What is needed | Transcribe all the entries word for word, omitting any pictures they contain.

(Stored entries)
— START —
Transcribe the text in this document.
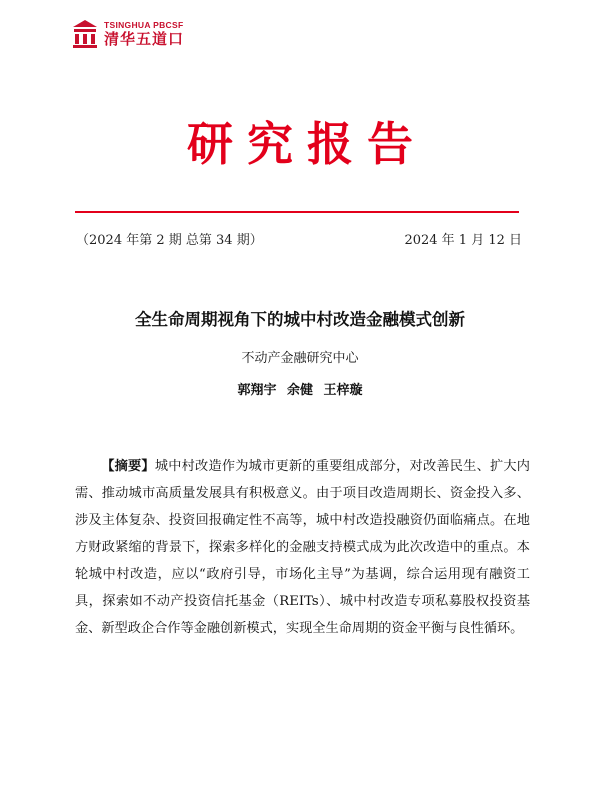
TSINGHUA PBCSF
清华五道口
研究报告
（2024 年第 2 期 总第 34 期）	2024 年 1 月 12 日
全生命周期视角下的城中村改造金融模式创新
不动产金融研究中心
郭翔宇 余健 王梓璇
【摘要】城中村改造作为城市更新的重要组成部分，对改善民生、扩大内需、推动城市高质量发展具有积极意义。由于项目改造周期长、资金投入多、涉及主体复杂、投资回报确定性不高等，城中村改造投融资仍面临痛点。在地方财政紧缩的背景下，探索多样化的金融支持模式成为此次改造中的重点。本轮城中村改造，应以“政府引导，市场化主导”为基调，综合运用现有融资工具，探索如不动产投资信托基金（REITs）、城中村改造专项私募股权投资基金、新型政企合作等金融创新模式，实现全生命周期的资金平衡与良性循环。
— END —
Task response |
Transcribe the text in this document.
TSINGHUA PBCSF
清华五道口
研究报告
（2024 年第 2 期 总第 34 期）	2024 年 1 月 12 日
全生命周期视角下的城中村改造金融模式创新
不动产金融研究中心
郭翔宇 余健 王梓璇
【摘要】城中村改造作为城市更新的重要组成部分，对改善民生、扩大内需、推动城市高质量发展具有积极意义。由于项目改造周期长、资金投入多、涉及主体复杂、投资回报确定性不高等，城中村改造投融资仍面临痛点。在地方财政紧缩的背景下，探索多样化的金融支持模式成为此次改造中的重点。本轮城中村改造，应以“政府引导，市场化主导”为基调，综合运用现有融资工具，探索如不动产投资信托基金（REITs）、城中村改造专项私募股权投资基金、新型政企合作等金融创新模式，实现全生命周期的资金平衡与良性循环。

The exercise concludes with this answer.